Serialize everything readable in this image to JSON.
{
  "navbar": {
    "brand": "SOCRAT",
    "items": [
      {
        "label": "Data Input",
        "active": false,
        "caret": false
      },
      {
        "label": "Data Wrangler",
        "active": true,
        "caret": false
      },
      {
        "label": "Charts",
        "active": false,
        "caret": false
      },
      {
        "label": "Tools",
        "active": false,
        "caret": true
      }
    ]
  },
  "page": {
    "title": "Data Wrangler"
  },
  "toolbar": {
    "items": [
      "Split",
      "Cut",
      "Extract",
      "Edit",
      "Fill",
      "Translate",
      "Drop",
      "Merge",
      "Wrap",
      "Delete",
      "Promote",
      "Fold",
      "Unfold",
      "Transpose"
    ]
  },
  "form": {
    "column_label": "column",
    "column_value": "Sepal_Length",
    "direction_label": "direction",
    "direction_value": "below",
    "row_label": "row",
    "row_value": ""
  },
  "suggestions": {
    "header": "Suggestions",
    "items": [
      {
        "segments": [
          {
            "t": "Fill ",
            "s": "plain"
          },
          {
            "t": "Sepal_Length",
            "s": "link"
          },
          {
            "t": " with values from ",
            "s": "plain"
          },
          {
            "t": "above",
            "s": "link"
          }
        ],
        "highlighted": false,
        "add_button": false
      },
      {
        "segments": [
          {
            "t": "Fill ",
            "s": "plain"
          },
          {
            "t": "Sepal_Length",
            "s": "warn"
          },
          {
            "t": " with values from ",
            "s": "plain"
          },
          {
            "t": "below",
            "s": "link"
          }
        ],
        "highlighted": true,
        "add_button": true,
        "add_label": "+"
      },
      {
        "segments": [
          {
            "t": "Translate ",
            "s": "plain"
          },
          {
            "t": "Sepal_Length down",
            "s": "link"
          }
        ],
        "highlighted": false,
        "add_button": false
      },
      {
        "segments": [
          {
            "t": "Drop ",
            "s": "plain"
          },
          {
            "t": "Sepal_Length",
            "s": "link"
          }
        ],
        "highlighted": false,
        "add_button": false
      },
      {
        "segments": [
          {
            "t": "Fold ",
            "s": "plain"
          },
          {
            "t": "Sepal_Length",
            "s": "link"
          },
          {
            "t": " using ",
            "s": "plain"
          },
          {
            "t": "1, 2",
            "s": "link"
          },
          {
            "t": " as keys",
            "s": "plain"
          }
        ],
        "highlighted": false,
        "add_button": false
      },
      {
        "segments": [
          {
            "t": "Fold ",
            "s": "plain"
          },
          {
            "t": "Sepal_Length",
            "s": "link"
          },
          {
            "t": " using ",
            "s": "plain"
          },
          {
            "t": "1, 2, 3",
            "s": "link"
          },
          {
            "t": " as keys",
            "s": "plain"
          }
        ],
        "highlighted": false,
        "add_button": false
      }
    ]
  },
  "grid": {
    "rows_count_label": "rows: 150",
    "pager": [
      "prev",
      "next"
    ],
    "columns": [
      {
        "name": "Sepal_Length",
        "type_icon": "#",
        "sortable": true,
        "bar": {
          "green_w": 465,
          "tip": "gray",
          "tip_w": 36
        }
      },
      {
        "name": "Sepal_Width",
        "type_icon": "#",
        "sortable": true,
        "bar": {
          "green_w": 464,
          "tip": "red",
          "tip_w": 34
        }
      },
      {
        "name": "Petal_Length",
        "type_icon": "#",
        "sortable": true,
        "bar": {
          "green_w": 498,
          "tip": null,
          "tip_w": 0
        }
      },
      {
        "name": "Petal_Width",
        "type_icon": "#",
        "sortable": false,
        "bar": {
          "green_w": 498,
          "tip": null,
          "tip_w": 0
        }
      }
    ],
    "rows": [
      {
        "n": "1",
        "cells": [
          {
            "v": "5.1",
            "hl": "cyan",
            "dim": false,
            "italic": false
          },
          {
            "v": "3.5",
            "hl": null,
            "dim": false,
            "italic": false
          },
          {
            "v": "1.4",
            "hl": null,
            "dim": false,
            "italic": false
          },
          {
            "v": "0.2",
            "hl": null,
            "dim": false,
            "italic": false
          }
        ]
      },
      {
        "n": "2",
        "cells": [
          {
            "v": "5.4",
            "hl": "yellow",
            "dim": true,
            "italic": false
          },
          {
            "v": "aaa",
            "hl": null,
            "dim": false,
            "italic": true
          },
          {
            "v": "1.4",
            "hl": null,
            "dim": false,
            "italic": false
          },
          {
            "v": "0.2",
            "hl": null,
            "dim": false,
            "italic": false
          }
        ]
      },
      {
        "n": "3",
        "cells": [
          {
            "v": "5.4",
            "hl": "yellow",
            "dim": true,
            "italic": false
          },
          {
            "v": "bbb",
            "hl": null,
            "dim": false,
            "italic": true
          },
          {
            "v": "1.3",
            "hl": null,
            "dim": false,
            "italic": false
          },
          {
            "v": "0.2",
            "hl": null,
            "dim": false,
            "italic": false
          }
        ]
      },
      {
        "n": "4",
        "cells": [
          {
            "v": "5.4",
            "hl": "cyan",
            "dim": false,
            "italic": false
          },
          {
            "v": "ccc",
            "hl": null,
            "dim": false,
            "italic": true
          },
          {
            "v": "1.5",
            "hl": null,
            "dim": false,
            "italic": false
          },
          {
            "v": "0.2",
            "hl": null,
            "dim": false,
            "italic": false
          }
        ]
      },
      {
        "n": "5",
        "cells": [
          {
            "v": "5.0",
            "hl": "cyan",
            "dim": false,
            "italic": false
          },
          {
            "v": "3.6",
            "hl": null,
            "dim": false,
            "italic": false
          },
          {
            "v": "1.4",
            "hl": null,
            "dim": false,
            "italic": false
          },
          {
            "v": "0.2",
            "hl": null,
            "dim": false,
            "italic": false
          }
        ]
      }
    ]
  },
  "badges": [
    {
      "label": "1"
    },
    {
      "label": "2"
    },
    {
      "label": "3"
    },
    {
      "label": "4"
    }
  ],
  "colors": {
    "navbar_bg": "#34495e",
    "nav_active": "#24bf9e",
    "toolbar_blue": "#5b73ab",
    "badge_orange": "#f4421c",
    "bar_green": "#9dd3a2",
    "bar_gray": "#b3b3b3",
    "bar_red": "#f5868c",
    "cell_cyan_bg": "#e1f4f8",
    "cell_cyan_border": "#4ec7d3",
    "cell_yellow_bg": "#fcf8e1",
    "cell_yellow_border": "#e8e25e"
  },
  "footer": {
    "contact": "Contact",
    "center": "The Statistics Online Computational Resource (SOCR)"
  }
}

──────

Reproduce all of the entries word for word.

* **FULL RESPONSE**:
Serialize everything readable in this image to JSON.
{
  "navbar": {
    "brand": "SOCRAT",
    "items": [
      {
        "label": "Data Input",
        "active": false,
        "caret": false
      },
      {
        "label": "Data Wrangler",
        "active": true,
        "caret": false
      },
      {
        "label": "Charts",
        "active": false,
        "caret": false
      },
      {
        "label": "Tools",
        "active": false,
        "caret": true
      }
    ]
  },
  "page": {
    "title": "Data Wrangler"
  },
  "toolbar": {
    "items": [
      "Split",
      "Cut",
      "Extract",
      "Edit",
      "Fill",
      "Translate",
      "Drop",
      "Merge",
      "Wrap",
      "Delete",
      "Promote",
      "Fold",
      "Unfold",
      "Transpose"
    ]
  },
  "form": {
    "column_label": "column",
    "column_value": "Sepal_Length",
    "direction_label": "direction",
    "direction_value": "below",
    "row_label": "row",
    "row_value": ""
  },
  "suggestions": {
    "header": "Suggestions",
    "items": [
      {
        "segments": [
          {
            "t": "Fill ",
            "s": "plain"
          },
          {
            "t": "Sepal_Length",
            "s": "link"
          },
          {
            "t": " with values from ",
            "s": "plain"
          },
          {
            "t": "above",
            "s": "link"
          }
        ],
        "highlighted": false,
        "add_button": false
      },
      {
        "segments": [
          {
            "t": "Fill ",
            "s": "plain"
          },
          {
            "t": "Sepal_Length",
            "s": "warn"
          },
          {
            "t": " with values from ",
            "s": "plain"
          },
          {
            "t": "below",
            "s": "link"
          }
        ],
        "highlighted": true,
        "add_button": true,
        "add_label": "+"
      },
      {
        "segments": [
          {
            "t": "Translate ",
            "s": "plain"
          },
          {
            "t": "Sepal_Length down",
            "s": "link"
          }
        ],
        "highlighted": false,
        "add_button": false
      },
      {
        "segments": [
          {
            "t": "Drop ",
            "s": "plain"
          },
          {
            "t": "Sepal_Length",
            "s": "link"
          }
        ],
        "highlighted": false,
        "add_button": false
      },
      {
        "segments": [
          {
            "t": "Fold ",
            "s": "plain"
          },
          {
            "t": "Sepal_Length",
            "s": "link"
          },
          {
            "t": " using ",
            "s": "plain"
          },
          {
            "t": "1, 2",
            "s": "link"
          },
          {
            "t": " as keys",
            "s": "plain"
          }
        ],
        "highlighted": false,
        "add_button": false
      },
      {
        "segments": [
          {
            "t": "Fold ",
            "s": "plain"
          },
          {
            "t": "Sepal_Length",
            "s": "link"
          },
          {
            "t": " using ",
            "s": "plain"
          },
          {
            "t": "1, 2, 3",
            "s": "link"
          },
          {
            "t": " as keys",
            "s": "plain"
          }
        ],
        "highlighted": false,
        "add_button": false
      }
    ]
  },
  "grid": {
    "rows_count_label": "rows: 150",
    "pager": [
      "prev",
      "next"
    ],
    "columns": [
      {
        "name": "Sepal_Length",
        "type_icon": "#",
        "sortable": true,
        "bar": {
          "green_w": 465,
          "tip": "gray",
          "tip_w": 36
        }
      },
      {
        "name": "Sepal_Width",
        "type_icon": "#",
        "sortable": true,
        "bar": {
          "green_w": 464,
          "tip": "red",
          "tip_w": 34
        }
      },
      {
        "name": "Petal_Length",
        "type_icon": "#",
        "sortable": true,
        "bar": {
          "green_w": 498,
          "tip": null,
          "tip_w": 0
        }
      },
      {
        "name": "Petal_Width",
        "type_icon": "#",
        "sortable": false,
        "bar": {
          "green_w": 498,
          "tip": null,
          "tip_w": 0
        }
      }
    ],
    "rows": [
      {
        "n": "1",
        "cells": [
          {
            "v": "5.1",
            "hl": "cyan",
            "dim": false,
            "italic": false
          },
          {
            "v": "3.5",
            "hl": null,
            "dim": false,
            "italic": false
          },
          {
            "v": "1.4",
            "hl": null,
            "dim": false,
            "italic": false
          },
          {
            "v": "0.2",
            "hl": null,
            "dim": false,
            "italic": false
          }
        ]
      },
      {
        "n": "2",
        "cells": [
          {
            "v": "5.4",
            "hl": "yellow",
            "dim": true,
            "italic": false
          },
          {
            "v": "aaa",
            "hl": null,
            "dim": false,
            "italic": true
          },
          {
            "v": "1.4",
            "hl": null,
            "dim": false,
            "italic": false
          },
          {
            "v": "0.2",
            "hl": null,
            "dim": false,
            "italic": false
          }
        ]
      },
      {
        "n": "3",
        "cells": [
          {
            "v": "5.4",
            "hl": "yellow",
            "dim": true,
            "italic": false
          },
          {
            "v": "bbb",
            "hl": null,
            "dim": false,
            "italic": true
          },
          {
            "v": "1.3",
            "hl": null,
            "dim": false,
            "italic": false
          },
          {
            "v": "0.2",
            "hl": null,
            "dim": false,
            "italic": false
          }
        ]
      },
      {
        "n": "4",
        "cells": [
          {
            "v": "5.4",
            "hl": "cyan",
            "dim": false,
            "italic": false
          },
          {
            "v": "ccc",
            "hl": null,
            "dim": false,
            "italic": true
          },
          {
            "v": "1.5",
            "hl": null,
            "dim": false,
            "italic": false
          },
          {
            "v": "0.2",
            "hl": null,
            "dim": false,
            "italic": false
          }
        ]
      },
      {
        "n": "5",
        "cells": [
          {
            "v": "5.0",
            "hl": "cyan",
            "dim": false,
            "italic": false
          },
          {
            "v": "3.6",
            "hl": null,
            "dim": false,
            "italic": false
          },
          {
            "v": "1.4",
            "hl": null,
            "dim": false,
            "italic": false
          },
          {
            "v": "0.2",
            "hl": null,
            "dim": false,
            "italic": false
          }
        ]
      }
    ]
  },
  "badges": [
    {
      "label": "1"
    },
    {
      "label": "2"
    },
    {
      "label": "3"
    },
    {
      "label": "4"
    }
  ],
  "colors": {
    "navbar_bg": "#34495e",
    "nav_active": "#24bf9e",
    "toolbar_blue": "#5b73ab",
    "badge_orange": "#f4421c",
    "bar_green": "#9dd3a2",
    "bar_gray": "#b3b3b3",
    "bar_red": "#f5868c",
    "cell_cyan_bg": "#e1f4f8",
    "cell_cyan_border": "#4ec7d3",
    "cell_yellow_bg": "#fcf8e1",
    "cell_yellow_border": "#e8e25e"
  },
  "footer": {
    "contact": "Contact",
    "center": "The Statistics Online Computational Resource (SOCR)"
  }
}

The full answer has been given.